INSTRUCTIONS.
a) According to the Great Barrier Reef sights guide, in what year was the building that houses the Cooktown History Centre built?
b) Resume the Great Barrier Reef sights guide from its last sentence, keeping the same style.

3 Best Sights in Great Barrier Reef, Queensland

Cooktown History Centre

Cooktown's historical museum, aptly housed in a former postal and telegraph office built in 1875, is staffed by affable volunteers and houses an extensive collection of photographs dating from 1873. The building also holds Cooktown's archives and is a research center for local history. It also houses semipermanent displays.

Museum of Tropical Queensland

Centuries-old relics from the HMS Pandora (the ship sent by the British Admiralty to capture the mutinous Bounty crew), which sank in 1791 carrying 14 crew members of Captain Bligh's infamous ship, are among the exhibits at this repository of the region's maritime, natural, and Indigenous history. There's a fun introduction to North Queensland's culture and lifestyle, a shipwreck exhibit, and the ecology-focused Enchanted Rainforest. Displays of tropical wildlife, dinosaur fossils, local corals, and deep-sea creatures round out a diverse public collection.

SUPPLIED INFORMATION.
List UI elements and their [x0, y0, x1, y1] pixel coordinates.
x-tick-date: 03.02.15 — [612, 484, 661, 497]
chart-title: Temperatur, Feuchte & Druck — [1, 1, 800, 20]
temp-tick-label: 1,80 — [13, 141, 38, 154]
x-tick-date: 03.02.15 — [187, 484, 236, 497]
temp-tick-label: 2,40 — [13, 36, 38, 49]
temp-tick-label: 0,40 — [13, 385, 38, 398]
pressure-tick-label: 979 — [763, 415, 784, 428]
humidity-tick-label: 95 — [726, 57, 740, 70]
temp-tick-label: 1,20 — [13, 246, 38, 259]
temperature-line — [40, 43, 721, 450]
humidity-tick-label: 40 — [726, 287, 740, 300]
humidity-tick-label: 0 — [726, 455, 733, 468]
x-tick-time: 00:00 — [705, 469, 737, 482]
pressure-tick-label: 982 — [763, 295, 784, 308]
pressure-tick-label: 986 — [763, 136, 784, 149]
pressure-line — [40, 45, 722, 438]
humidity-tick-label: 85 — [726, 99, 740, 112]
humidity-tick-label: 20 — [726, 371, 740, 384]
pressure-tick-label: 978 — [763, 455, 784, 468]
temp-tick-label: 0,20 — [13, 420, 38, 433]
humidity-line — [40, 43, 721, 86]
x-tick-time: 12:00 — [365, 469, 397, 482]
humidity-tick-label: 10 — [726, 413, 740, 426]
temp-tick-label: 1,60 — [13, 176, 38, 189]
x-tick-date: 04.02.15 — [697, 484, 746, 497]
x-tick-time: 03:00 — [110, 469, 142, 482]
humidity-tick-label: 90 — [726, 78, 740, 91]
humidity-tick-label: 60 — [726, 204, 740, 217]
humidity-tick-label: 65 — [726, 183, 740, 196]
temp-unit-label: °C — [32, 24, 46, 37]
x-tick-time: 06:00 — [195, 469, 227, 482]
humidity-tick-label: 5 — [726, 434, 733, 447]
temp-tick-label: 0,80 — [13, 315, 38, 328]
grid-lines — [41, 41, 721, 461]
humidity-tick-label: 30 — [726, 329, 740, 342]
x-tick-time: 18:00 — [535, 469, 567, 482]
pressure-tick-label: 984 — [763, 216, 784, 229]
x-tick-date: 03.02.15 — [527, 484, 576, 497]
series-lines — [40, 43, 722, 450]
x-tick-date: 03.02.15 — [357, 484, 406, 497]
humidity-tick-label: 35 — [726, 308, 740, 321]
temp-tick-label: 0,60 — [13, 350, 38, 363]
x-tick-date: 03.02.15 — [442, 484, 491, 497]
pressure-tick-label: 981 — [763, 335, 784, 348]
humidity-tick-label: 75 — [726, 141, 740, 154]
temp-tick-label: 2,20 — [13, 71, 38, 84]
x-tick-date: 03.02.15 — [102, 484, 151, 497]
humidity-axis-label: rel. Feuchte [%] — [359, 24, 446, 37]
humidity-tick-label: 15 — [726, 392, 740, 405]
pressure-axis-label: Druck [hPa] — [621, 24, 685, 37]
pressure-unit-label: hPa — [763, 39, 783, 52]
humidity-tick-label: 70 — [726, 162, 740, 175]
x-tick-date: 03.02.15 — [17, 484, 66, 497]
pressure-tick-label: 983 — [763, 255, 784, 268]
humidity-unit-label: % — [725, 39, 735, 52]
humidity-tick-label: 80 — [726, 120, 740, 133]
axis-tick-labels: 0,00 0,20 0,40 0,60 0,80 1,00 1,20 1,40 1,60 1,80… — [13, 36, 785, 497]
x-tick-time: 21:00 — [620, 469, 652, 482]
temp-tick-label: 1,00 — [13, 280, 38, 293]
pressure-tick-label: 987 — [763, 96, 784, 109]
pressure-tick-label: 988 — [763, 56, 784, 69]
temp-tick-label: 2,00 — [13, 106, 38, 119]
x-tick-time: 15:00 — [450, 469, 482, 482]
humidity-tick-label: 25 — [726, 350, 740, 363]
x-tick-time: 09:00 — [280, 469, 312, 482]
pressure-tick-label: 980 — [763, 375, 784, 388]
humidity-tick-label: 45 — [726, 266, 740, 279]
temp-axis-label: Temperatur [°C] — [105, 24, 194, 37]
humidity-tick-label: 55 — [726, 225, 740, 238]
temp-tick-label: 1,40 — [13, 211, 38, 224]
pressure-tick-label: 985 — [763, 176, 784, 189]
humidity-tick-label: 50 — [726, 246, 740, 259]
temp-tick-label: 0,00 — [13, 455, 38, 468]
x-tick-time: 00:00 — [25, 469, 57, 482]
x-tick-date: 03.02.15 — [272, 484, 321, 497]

OUTPUTS IN ORDER.
a) 1875

b)
Tjapukai Aboriginal Cultural Park

Cavaronica

At the base of the Skyrail Rainforest Cableway, this park offers many opportunities to learn about indigenous Djabugay people through exhilarating dance performances, hands-on workshops in traditional fire-making, spear and boomerang throwing, arts and crafts, didgeridoo lessons, and talks on bush tucker and natural medicines. You can buy Aboriginal artworks, artifacts, and instruments (including didgeridoos) at the retail gallery on-site; café fare, buffet lunches, and dinners are also available. One of Australia's most informative cultural attractions, it's also one of the few that returns profits to the indigenous community. Ticket options include Tjapukai by Day and Tjapukai by Night, the latter a nightly four-course buffet dinner/performance package.